_TASK GOAL_: Copy the records from the start through the line that contains "multiplicand: 2.31 (88, 621, 152, 645)", swapping every "multiply-sign" for "times-sign" and keeping all other text unchanged.

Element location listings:

BEGIN

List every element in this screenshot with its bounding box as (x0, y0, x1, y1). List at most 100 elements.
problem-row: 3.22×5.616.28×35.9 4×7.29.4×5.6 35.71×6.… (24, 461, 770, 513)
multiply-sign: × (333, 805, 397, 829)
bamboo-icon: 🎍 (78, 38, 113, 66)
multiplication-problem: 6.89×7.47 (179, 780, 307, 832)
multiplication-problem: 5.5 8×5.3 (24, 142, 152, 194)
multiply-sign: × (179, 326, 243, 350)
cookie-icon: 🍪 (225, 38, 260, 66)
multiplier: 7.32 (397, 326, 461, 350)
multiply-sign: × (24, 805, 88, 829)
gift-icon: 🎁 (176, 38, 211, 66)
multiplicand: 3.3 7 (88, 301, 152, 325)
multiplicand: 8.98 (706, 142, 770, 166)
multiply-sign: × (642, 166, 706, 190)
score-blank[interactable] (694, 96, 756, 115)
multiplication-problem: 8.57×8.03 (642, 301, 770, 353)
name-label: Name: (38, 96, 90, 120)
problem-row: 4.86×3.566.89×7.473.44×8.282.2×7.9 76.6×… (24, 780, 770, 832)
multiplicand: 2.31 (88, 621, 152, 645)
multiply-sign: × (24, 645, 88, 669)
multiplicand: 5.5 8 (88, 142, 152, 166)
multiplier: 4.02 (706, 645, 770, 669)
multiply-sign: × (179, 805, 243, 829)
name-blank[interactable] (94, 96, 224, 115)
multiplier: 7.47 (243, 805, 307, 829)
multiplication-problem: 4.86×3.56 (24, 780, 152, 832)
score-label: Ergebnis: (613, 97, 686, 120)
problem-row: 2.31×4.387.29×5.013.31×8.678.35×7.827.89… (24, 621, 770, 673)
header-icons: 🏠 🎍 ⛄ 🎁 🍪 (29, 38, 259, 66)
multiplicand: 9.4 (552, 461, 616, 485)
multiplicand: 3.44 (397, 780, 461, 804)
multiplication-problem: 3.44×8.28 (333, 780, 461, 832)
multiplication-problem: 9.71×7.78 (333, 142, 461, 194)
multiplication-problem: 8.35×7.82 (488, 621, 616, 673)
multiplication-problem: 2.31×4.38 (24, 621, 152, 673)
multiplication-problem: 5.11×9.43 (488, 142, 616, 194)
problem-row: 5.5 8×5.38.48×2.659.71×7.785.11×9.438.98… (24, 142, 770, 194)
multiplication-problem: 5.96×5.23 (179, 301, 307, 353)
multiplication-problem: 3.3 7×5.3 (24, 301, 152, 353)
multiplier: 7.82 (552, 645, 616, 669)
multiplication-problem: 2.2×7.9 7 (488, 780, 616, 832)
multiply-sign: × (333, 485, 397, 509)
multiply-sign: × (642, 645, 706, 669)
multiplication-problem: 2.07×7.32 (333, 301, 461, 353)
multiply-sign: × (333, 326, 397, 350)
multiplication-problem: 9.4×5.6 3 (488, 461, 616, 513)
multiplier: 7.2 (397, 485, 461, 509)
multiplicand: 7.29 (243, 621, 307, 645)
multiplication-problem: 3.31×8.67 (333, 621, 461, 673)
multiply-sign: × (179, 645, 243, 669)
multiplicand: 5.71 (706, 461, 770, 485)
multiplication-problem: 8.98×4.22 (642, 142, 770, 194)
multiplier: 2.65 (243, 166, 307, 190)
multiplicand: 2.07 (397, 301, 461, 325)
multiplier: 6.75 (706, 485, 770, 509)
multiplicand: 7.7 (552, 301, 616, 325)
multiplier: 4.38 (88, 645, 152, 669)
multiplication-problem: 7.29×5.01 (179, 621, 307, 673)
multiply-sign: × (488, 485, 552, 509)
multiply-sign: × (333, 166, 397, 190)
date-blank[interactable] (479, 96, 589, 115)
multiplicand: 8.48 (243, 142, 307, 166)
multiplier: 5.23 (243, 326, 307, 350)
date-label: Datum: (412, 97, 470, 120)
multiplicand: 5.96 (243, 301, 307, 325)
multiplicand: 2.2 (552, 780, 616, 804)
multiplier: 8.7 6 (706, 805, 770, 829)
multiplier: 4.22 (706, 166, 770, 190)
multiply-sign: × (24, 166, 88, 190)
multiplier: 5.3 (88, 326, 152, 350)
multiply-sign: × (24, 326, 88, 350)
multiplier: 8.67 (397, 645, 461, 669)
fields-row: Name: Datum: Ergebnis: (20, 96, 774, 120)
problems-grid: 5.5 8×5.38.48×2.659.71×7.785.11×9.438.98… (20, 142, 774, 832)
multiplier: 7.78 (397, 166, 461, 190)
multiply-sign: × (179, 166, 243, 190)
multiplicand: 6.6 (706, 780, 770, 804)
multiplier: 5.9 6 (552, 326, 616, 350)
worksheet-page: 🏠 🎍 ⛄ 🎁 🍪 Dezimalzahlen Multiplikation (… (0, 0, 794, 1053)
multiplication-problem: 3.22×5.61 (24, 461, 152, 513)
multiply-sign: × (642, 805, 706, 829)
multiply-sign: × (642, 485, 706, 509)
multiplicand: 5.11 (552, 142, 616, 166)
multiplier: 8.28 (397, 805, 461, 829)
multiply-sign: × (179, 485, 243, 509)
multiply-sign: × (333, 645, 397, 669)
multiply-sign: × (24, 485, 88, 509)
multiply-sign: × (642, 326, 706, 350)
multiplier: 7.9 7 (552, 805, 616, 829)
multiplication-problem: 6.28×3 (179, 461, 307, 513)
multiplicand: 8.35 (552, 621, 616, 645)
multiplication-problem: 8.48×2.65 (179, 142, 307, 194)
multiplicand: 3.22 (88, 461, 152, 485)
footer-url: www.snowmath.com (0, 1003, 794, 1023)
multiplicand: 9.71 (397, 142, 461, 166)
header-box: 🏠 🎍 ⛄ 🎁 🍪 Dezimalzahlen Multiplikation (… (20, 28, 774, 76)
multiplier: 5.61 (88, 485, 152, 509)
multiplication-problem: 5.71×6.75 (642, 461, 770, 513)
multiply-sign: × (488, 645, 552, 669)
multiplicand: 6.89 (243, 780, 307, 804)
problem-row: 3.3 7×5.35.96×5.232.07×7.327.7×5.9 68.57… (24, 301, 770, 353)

END

_ANSWER IN FULL_:
List every element in this screenshot with its bounding box as (x0, y0, x1, y1). List at most 100 elements.
problem-row: 3.22×5.616.28×35.9 4×7.29.4×5.6 35.71×6.… (24, 461, 770, 513)
times-sign: × (333, 805, 397, 829)
bamboo-icon: 🎍 (78, 38, 113, 66)
multiplication-problem: 6.89×7.47 (179, 780, 307, 832)
multiplication-problem: 5.5 8×5.3 (24, 142, 152, 194)
times-sign: × (179, 326, 243, 350)
cookie-icon: 🍪 (225, 38, 260, 66)
multiplier: 7.32 (397, 326, 461, 350)
times-sign: × (24, 805, 88, 829)
gift-icon: 🎁 (176, 38, 211, 66)
multiplicand: 3.3 7 (88, 301, 152, 325)
multiplicand: 8.98 (706, 142, 770, 166)
times-sign: × (642, 166, 706, 190)
score-blank[interactable] (694, 96, 756, 115)
multiplication-problem: 8.57×8.03 (642, 301, 770, 353)
name-label: Name: (38, 96, 90, 120)
problem-row: 4.86×3.566.89×7.473.44×8.282.2×7.9 76.6×… (24, 780, 770, 832)
multiplicand: 2.31 (88, 621, 152, 645)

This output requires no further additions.